## Stated goal
Transcribe every line of the records verbatim.

START Data in this exercise

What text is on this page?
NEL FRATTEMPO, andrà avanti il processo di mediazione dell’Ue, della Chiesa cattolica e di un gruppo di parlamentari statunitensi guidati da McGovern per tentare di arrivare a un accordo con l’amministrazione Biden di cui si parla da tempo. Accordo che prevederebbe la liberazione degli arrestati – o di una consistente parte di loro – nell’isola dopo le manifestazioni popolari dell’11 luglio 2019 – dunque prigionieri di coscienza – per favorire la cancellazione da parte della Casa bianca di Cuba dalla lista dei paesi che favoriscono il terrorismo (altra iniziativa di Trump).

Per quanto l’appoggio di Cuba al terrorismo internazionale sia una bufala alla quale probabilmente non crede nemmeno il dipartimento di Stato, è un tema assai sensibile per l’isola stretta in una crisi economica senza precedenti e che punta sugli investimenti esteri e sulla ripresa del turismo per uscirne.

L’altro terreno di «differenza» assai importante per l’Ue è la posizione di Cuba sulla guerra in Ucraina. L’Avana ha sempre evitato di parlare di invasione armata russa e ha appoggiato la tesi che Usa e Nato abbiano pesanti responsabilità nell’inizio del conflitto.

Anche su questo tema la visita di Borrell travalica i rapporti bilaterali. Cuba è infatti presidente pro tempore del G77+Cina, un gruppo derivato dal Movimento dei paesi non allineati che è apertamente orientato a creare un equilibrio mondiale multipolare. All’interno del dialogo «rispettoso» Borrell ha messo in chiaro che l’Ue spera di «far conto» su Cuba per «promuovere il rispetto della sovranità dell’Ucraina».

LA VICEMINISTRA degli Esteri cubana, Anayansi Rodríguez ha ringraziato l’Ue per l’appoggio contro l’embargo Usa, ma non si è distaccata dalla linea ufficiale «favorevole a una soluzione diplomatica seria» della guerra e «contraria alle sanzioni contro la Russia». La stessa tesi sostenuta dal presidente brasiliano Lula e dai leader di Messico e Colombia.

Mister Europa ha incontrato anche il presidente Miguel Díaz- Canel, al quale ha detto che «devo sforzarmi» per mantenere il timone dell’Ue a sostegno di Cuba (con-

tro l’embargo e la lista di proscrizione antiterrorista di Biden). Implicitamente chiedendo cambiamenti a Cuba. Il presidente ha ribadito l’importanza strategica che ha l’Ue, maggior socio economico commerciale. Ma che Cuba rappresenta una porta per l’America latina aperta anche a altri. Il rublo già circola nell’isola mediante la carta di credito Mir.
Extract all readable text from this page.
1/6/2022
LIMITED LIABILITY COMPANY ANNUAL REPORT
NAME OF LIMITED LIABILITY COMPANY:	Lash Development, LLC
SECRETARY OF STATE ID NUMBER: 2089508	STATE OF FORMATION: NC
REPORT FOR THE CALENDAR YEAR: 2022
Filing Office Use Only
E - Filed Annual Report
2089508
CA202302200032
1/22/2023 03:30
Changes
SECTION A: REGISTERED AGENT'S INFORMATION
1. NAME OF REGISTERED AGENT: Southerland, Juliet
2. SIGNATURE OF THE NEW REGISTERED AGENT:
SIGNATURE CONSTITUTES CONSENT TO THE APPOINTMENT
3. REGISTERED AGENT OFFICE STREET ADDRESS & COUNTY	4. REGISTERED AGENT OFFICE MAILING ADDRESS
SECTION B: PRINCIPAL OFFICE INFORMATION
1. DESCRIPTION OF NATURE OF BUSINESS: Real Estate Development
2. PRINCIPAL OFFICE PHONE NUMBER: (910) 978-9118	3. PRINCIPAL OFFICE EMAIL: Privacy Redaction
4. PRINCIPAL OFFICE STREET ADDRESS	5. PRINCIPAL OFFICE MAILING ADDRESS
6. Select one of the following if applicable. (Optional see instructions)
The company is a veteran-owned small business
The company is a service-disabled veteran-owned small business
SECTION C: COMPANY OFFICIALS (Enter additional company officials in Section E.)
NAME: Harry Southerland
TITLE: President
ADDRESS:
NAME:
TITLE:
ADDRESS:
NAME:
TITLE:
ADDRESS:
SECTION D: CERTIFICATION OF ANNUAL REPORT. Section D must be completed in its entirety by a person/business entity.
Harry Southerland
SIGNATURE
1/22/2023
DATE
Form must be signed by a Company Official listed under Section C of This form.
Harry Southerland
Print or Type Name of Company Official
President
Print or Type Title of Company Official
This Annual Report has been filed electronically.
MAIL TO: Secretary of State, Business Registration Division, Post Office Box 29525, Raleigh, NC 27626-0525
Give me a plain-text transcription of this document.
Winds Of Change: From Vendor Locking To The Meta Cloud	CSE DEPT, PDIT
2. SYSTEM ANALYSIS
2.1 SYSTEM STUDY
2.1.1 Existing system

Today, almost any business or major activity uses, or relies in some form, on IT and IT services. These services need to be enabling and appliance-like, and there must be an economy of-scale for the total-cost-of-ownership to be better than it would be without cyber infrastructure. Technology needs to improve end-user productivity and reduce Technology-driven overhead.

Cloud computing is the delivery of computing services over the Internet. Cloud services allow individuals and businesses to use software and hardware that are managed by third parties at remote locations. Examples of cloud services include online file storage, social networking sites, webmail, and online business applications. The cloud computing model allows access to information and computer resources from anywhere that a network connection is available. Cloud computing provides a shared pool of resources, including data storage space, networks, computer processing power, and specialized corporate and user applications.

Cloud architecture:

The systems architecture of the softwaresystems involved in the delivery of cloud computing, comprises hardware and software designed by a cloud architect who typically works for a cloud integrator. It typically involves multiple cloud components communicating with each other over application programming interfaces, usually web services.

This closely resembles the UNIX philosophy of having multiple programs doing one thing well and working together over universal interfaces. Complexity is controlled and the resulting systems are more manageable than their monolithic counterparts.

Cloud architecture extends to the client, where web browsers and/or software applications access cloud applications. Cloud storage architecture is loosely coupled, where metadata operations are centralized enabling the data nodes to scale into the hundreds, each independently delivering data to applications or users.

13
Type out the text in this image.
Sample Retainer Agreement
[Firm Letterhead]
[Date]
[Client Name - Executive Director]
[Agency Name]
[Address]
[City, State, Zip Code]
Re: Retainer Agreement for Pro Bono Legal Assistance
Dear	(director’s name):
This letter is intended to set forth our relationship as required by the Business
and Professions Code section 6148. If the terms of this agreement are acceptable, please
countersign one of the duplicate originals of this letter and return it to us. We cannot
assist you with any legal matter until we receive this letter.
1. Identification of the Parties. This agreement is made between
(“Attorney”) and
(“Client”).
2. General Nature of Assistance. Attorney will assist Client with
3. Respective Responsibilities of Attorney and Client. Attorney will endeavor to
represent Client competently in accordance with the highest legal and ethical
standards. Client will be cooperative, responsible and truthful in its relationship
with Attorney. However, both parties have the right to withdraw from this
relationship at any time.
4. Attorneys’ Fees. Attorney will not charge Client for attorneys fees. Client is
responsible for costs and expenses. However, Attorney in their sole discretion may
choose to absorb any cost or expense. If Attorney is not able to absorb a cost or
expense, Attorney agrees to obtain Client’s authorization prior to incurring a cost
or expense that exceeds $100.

END Data in this exercise

## Answer to this task
What text is on this page?
NEL FRATTEMPO, andrà avanti il processo di mediazione dell’Ue, della Chiesa cattolica e di un gruppo di parlamentari statunitensi guidati da McGovern per tentare di arrivare a un accordo con l’amministrazione Biden di cui si parla da tempo. Accordo che prevederebbe la liberazione degli arrestati – o di una consistente parte di loro – nell’isola dopo le manifestazioni popolari dell’11 luglio 2019 – dunque prigionieri di coscienza – per favorire la cancellazione da parte della Casa bianca di Cuba dalla lista dei paesi che favoriscono il terrorismo (altra iniziativa di Trump).

Per quanto l’appoggio di Cuba al terrorismo internazionale sia una bufala alla quale probabilmente non crede nemmeno il dipartimento di Stato, è un tema assai sensibile per l’isola stretta in una crisi economica senza precedenti e che punta sugli investimenti esteri e sulla ripresa del turismo per uscirne.

L’altro terreno di «differenza» assai importante per l’Ue è la posizione di Cuba sulla guerra in Ucraina. L’Avana ha sempre evitato di parlare di invasione armata russa e ha appoggiato la tesi che Usa e Nato abbiano pesanti responsabilità nell’inizio del conflitto.

Anche su questo tema la visita di Borrell travalica i rapporti bilaterali. Cuba è infatti presidente pro tempore del G77+Cina, un gruppo derivato dal Movimento dei paesi non allineati che è apertamente orientato a creare un equilibrio mondiale multipolare. All’interno del dialogo «rispettoso» Borrell ha messo in chiaro che l’Ue spera di «far conto» su Cuba per «promuovere il rispetto della sovranità dell’Ucraina».

LA VICEMINISTRA degli Esteri cubana, Anayansi Rodríguez ha ringraziato l’Ue per l’appoggio contro l’embargo Usa, ma non si è distaccata dalla linea ufficiale «favorevole a una soluzione diplomatica seria» della guerra e «contraria alle sanzioni contro la Russia». La stessa tesi sostenuta dal presidente brasiliano Lula e dai leader di Messico e Colombia.

Mister Europa ha incontrato anche il presidente Miguel Díaz- Canel, al quale ha detto che «devo sforzarmi» per mantenere il timone dell’Ue a sostegno di Cuba (con-

tro l’embargo e la lista di proscrizione antiterrorista di Biden). Implicitamente chiedendo cambiamenti a Cuba. Il presidente ha ribadito l’importanza strategica che ha l’Ue, maggior socio economico commerciale. Ma che Cuba rappresenta una porta per l’America latina aperta anche a altri. Il rublo già circola nell’isola mediante la carta di credito Mir.
Extract all readable text from this page.
1/6/2022
LIMITED LIABILITY COMPANY ANNUAL REPORT
NAME OF LIMITED LIABILITY COMPANY:	Lash Development, LLC
SECRETARY OF STATE ID NUMBER: 2089508	STATE OF FORMATION: NC
REPORT FOR THE CALENDAR YEAR: 2022
Filing Office Use Only
E - Filed Annual Report
2089508
CA202302200032
1/22/2023 03:30
Changes
SECTION A: REGISTERED AGENT'S INFORMATION
1. NAME OF REGISTERED AGENT: Southerland, Juliet
2. SIGNATURE OF THE NEW REGISTERED AGENT:
SIGNATURE CONSTITUTES CONSENT TO THE APPOINTMENT
3. REGISTERED AGENT OFFICE STREET ADDRESS & COUNTY	4. REGISTERED AGENT OFFICE MAILING ADDRESS
SECTION B: PRINCIPAL OFFICE INFORMATION
1. DESCRIPTION OF NATURE OF BUSINESS: Real Estate Development
2. PRINCIPAL OFFICE PHONE NUMBER: (910) 978-9118	3. PRINCIPAL OFFICE EMAIL: Privacy Redaction
4. PRINCIPAL OFFICE STREET ADDRESS	5. PRINCIPAL OFFICE MAILING ADDRESS
6. Select one of the following if applicable. (Optional see instructions)
The company is a veteran-owned small business
The company is a service-disabled veteran-owned small business
SECTION C: COMPANY OFFICIALS (Enter additional company officials in Section E.)
NAME: Harry Southerland
TITLE: President
ADDRESS:
NAME:
TITLE:
ADDRESS:
NAME:
TITLE:
ADDRESS:
SECTION D: CERTIFICATION OF ANNUAL REPORT. Section D must be completed in its entirety by a person/business entity.
Harry Southerland
SIGNATURE
1/22/2023
DATE
Form must be signed by a Company Official listed under Section C of This form.
Harry Southerland
Print or Type Name of Company Official
President
Print or Type Title of Company Official
This Annual Report has been filed electronically.
MAIL TO: Secretary of State, Business Registration Division, Post Office Box 29525, Raleigh, NC 27626-0525
Give me a plain-text transcription of this document.
Winds Of Change: From Vendor Locking To The Meta Cloud	CSE DEPT, PDIT
2. SYSTEM ANALYSIS
2.1 SYSTEM STUDY
2.1.1 Existing system

Today, almost any business or major activity uses, or relies in some form, on IT and IT services. These services need to be enabling and appliance-like, and there must be an economy of-scale for the total-cost-of-ownership to be better than it would be without cyber infrastructure. Technology needs to improve end-user productivity and reduce Technology-driven overhead.

Cloud computing is the delivery of computing services over the Internet. Cloud services allow individuals and businesses to use software and hardware that are managed by third parties at remote locations. Examples of cloud services include online file storage, social networking sites, webmail, and online business applications. The cloud computing model allows access to information and computer resources from anywhere that a network connection is available. Cloud computing provides a shared pool of resources, including data storage space, networks, computer processing power, and specialized corporate and user applications.

Cloud architecture:

The systems architecture of the softwaresystems involved in the delivery of cloud computing, comprises hardware and software designed by a cloud architect who typically works for a cloud integrator. It typically involves multiple cloud components communicating with each other over application programming interfaces, usually web services.

This closely resembles the UNIX philosophy of having multiple programs doing one thing well and working together over universal interfaces. Complexity is controlled and the resulting systems are more manageable than their monolithic counterparts.

Cloud architecture extends to the client, where web browsers and/or software applications access cloud applications. Cloud storage architecture is loosely coupled, where metadata operations are centralized enabling the data nodes to scale into the hundreds, each independently delivering data to applications or users.

13
Type out the text in this image.
Sample Retainer Agreement
[Firm Letterhead]
[Date]
[Client Name - Executive Director]
[Agency Name]
[Address]
[City, State, Zip Code]
Re: Retainer Agreement for Pro Bono Legal Assistance
Dear	(director’s name):
This letter is intended to set forth our relationship as required by the Business
and Professions Code section 6148. If the terms of this agreement are acceptable, please
countersign one of the duplicate originals of this letter and return it to us. We cannot
assist you with any legal matter until we receive this letter.
1. Identification of the Parties. This agreement is made between
(“Attorney”) and
(“Client”).
2. General Nature of Assistance. Attorney will assist Client with
3. Respective Responsibilities of Attorney and Client. Attorney will endeavor to
represent Client competently in accordance with the highest legal and ethical
standards. Client will be cooperative, responsible and truthful in its relationship
with Attorney. However, both parties have the right to withdraw from this
relationship at any time.
4. Attorneys’ Fees. Attorney will not charge Client for attorneys fees. Client is
responsible for costs and expenses. However, Attorney in their sole discretion may
choose to absorb any cost or expense. If Attorney is not able to absorb a cost or
expense, Attorney agrees to obtain Client’s authorization prior to incurring a cost
or expense that exceeds $100.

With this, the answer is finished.